[Data items]
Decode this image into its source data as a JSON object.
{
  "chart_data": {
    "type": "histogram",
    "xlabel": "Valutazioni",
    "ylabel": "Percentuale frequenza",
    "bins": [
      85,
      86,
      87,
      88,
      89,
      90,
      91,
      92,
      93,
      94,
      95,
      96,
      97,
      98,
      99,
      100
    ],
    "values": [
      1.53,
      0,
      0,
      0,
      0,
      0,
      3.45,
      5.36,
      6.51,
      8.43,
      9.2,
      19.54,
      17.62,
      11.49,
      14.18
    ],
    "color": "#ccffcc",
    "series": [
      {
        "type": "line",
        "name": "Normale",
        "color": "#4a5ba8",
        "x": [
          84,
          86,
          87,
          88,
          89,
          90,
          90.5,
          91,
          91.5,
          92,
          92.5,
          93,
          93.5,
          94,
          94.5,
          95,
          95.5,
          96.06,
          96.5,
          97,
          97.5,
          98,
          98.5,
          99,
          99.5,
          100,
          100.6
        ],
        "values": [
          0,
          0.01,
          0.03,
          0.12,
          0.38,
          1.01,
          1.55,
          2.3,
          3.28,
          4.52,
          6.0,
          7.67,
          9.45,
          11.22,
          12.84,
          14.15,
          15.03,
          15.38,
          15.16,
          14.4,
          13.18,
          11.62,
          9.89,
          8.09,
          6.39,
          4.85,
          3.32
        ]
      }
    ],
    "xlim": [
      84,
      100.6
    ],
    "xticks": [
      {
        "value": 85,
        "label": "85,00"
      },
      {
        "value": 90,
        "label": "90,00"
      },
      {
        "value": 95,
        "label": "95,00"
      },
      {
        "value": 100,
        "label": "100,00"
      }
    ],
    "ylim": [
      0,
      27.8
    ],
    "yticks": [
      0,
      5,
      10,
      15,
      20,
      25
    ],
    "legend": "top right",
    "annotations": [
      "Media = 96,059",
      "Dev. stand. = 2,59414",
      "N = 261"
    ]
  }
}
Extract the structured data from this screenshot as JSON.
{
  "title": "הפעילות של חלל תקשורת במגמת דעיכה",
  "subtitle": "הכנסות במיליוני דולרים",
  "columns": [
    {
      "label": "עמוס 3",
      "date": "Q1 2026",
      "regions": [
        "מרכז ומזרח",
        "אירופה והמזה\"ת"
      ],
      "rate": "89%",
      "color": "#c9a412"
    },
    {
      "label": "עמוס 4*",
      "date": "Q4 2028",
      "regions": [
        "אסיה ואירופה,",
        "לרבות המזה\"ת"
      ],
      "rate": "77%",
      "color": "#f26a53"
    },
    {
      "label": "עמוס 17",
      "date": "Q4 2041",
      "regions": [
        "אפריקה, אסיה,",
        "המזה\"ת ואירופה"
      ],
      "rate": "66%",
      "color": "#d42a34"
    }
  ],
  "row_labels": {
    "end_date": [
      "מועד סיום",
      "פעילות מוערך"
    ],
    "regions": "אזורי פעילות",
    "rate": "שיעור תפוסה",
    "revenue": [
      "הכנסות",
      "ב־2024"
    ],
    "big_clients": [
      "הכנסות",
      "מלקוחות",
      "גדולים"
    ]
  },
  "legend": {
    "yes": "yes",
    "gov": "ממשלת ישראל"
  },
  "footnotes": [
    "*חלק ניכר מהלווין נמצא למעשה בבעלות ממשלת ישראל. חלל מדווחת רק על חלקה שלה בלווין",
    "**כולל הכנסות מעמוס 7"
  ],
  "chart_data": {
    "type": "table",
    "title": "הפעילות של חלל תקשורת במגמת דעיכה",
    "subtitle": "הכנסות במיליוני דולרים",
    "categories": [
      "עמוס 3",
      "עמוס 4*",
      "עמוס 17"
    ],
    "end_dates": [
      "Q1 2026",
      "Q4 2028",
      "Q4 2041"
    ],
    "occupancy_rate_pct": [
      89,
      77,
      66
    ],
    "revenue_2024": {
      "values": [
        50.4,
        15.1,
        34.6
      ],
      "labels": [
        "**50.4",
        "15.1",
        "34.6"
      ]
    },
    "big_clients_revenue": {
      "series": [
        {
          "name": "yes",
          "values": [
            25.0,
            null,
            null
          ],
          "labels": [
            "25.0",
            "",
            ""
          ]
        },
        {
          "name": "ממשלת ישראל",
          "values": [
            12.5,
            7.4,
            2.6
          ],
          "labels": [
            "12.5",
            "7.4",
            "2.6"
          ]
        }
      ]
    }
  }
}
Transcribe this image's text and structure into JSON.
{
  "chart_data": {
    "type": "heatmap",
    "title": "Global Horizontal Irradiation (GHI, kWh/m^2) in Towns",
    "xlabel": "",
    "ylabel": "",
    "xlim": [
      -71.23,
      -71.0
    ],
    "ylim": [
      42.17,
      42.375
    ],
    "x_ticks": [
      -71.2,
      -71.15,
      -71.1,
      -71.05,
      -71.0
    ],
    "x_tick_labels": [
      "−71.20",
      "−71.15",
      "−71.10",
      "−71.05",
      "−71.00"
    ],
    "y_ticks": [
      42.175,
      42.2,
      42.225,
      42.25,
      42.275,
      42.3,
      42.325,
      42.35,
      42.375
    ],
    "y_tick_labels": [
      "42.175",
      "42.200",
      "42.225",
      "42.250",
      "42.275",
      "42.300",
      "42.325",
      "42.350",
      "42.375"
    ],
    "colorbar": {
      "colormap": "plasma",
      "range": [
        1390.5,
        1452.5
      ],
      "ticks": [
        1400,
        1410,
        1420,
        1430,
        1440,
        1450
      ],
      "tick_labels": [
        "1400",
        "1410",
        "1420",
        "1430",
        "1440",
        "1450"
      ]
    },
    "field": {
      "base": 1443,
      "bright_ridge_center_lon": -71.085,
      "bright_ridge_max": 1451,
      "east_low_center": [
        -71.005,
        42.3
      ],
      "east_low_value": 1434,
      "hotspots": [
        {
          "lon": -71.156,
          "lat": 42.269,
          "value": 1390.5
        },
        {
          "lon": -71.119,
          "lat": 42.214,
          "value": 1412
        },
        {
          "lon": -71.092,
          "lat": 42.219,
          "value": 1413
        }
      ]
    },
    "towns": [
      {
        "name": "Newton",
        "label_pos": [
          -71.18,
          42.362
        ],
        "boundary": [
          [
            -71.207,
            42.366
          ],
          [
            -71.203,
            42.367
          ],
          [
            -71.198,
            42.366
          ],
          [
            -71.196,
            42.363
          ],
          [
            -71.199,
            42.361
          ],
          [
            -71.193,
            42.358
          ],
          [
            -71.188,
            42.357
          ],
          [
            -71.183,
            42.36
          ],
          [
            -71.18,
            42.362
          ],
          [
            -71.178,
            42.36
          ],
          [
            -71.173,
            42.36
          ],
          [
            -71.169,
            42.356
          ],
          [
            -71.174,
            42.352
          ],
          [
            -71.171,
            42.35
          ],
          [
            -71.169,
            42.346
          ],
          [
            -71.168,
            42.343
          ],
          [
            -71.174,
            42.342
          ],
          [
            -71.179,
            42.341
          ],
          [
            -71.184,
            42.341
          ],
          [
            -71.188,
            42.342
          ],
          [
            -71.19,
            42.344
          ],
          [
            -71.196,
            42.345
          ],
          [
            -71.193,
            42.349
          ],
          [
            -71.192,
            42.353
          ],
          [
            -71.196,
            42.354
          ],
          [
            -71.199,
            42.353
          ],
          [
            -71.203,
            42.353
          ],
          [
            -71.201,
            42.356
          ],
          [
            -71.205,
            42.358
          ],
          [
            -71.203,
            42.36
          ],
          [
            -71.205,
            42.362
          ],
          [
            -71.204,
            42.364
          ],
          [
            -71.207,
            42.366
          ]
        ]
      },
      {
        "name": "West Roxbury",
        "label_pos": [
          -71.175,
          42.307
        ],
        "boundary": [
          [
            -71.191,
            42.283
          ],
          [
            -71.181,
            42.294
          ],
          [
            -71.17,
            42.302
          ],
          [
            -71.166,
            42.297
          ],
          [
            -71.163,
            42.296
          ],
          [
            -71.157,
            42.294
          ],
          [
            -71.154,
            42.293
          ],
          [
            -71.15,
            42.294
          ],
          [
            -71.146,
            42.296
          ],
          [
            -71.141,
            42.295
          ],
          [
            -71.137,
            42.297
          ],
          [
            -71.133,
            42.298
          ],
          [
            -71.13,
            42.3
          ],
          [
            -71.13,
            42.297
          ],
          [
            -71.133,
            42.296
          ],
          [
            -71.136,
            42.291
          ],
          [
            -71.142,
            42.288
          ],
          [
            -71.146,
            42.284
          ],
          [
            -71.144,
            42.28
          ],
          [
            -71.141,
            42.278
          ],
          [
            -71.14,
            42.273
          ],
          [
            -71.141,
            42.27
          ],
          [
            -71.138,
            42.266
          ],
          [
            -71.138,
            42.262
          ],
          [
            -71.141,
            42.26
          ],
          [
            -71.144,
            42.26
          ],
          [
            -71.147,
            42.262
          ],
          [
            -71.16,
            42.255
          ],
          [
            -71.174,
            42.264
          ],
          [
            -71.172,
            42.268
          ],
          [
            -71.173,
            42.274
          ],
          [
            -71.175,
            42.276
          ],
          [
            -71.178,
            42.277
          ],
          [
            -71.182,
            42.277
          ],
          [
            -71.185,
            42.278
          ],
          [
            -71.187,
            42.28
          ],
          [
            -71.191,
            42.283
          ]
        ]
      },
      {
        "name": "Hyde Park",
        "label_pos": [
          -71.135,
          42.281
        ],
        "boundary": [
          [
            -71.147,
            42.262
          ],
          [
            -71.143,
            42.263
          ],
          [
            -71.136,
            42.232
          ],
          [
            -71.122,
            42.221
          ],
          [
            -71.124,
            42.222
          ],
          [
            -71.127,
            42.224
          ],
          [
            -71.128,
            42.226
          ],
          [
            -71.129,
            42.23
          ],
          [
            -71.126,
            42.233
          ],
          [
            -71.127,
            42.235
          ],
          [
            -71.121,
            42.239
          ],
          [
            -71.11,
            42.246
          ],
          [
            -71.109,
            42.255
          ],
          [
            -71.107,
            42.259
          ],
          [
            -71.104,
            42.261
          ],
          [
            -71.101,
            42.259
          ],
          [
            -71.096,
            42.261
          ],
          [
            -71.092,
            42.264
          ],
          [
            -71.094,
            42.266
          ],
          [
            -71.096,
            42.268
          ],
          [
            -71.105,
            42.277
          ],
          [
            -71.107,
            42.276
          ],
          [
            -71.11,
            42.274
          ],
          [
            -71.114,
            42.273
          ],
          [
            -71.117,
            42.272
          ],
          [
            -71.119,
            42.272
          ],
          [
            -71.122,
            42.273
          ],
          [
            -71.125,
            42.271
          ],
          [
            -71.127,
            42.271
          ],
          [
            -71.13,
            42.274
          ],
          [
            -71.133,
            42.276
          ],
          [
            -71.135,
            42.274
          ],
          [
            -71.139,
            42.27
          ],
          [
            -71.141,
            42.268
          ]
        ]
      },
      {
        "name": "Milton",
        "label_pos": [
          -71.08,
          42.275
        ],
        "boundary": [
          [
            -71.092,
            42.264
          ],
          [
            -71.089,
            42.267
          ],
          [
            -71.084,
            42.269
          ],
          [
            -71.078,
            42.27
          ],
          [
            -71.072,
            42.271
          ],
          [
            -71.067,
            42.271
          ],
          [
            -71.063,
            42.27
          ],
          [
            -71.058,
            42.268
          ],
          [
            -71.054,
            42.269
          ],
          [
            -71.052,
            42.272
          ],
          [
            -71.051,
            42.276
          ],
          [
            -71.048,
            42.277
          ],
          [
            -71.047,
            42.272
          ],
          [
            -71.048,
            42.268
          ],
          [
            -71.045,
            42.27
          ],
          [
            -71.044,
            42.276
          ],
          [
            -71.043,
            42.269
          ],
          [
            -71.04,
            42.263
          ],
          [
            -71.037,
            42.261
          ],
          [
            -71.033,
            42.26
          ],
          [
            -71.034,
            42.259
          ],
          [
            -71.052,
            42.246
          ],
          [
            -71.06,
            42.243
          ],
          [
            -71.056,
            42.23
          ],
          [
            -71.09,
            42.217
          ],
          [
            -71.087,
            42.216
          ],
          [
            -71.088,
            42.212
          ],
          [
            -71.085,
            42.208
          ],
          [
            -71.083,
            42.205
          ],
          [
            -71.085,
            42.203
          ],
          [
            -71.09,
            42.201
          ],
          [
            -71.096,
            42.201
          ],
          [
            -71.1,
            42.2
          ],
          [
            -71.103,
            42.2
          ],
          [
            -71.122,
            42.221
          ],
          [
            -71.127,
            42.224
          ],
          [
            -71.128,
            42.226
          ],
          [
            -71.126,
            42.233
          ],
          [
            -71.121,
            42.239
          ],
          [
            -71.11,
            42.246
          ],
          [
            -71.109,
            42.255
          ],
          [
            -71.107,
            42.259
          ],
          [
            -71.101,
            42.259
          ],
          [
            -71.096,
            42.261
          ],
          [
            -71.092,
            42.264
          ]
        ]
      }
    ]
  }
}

### [Directions]
Copy every line of the listing containing the string "image".

### [Response below]
Decode this image into its source data as a JSON object.
Transcribe this image's text and structure into JSON.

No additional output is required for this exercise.